═════ DATASET ═════

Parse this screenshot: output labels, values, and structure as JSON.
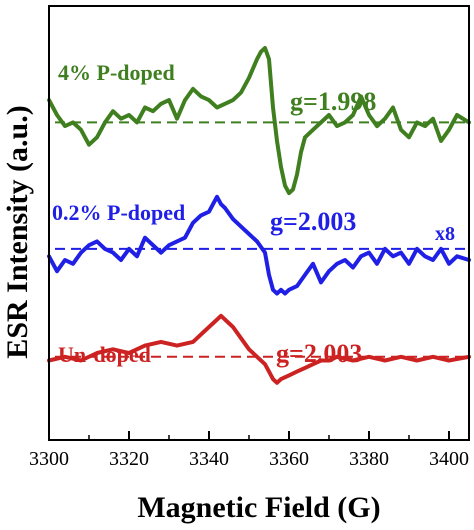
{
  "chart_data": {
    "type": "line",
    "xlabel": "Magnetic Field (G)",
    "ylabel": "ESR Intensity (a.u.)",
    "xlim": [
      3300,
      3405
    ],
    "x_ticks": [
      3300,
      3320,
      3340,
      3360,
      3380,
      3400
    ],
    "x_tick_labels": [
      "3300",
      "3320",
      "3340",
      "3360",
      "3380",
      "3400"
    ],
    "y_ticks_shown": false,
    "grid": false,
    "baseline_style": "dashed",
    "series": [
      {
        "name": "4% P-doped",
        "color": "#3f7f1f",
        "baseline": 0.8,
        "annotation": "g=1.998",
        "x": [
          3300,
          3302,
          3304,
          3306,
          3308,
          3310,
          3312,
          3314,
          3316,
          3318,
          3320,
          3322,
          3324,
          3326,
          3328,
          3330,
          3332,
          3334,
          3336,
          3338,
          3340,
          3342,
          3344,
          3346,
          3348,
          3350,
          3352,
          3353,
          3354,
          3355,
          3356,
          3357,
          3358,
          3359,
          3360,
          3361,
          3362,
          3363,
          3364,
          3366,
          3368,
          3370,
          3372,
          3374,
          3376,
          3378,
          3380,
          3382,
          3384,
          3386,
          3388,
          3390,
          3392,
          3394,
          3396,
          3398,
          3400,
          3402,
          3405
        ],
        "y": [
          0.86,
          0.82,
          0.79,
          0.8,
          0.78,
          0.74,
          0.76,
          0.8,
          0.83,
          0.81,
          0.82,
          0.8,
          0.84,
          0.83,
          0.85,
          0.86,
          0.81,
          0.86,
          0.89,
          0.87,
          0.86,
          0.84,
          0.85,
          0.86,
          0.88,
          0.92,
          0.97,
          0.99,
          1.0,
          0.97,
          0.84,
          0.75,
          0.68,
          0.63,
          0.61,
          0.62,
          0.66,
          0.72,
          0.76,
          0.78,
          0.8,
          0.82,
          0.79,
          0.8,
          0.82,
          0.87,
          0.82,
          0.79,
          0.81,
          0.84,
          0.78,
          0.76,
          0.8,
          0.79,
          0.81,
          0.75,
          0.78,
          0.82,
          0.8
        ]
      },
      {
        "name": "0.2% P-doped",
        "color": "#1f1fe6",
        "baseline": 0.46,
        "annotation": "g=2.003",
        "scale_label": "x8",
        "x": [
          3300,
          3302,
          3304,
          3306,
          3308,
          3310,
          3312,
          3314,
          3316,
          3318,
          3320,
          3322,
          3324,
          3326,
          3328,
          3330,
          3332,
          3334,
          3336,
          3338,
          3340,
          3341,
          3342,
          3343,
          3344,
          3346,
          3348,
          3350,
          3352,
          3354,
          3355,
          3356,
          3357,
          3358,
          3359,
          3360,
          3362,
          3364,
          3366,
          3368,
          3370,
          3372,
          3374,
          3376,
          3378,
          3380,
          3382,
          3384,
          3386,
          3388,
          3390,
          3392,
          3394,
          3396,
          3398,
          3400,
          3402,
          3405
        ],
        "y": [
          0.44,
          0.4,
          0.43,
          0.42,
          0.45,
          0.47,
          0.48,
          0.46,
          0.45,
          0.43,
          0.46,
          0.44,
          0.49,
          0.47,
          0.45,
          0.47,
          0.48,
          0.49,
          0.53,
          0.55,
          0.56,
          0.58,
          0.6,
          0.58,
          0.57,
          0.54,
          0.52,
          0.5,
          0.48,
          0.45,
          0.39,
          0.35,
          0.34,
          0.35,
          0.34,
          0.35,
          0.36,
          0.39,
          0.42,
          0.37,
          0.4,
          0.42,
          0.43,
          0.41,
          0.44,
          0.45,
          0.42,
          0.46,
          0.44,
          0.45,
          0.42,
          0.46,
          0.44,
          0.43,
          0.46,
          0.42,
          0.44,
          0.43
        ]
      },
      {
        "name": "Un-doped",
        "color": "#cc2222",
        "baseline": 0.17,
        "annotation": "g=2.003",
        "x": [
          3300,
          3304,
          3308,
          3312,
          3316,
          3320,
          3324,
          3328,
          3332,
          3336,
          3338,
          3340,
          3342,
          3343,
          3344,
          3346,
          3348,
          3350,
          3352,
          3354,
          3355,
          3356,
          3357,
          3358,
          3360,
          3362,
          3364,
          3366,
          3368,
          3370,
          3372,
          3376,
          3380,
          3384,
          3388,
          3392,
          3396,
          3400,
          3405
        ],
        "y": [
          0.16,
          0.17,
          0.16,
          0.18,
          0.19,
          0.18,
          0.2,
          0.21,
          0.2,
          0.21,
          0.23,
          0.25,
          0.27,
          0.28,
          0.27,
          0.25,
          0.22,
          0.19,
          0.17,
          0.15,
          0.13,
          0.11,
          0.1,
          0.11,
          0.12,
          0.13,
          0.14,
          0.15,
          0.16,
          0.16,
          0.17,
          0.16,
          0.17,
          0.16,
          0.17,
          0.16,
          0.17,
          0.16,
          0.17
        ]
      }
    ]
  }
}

═════

Search the data for the word "name" and copy each line where it appears.

PROBLEM SOLUTION:
        "name": "4% P-doped",
        "name": "0.2% P-doped",
        "name": "Un-doped",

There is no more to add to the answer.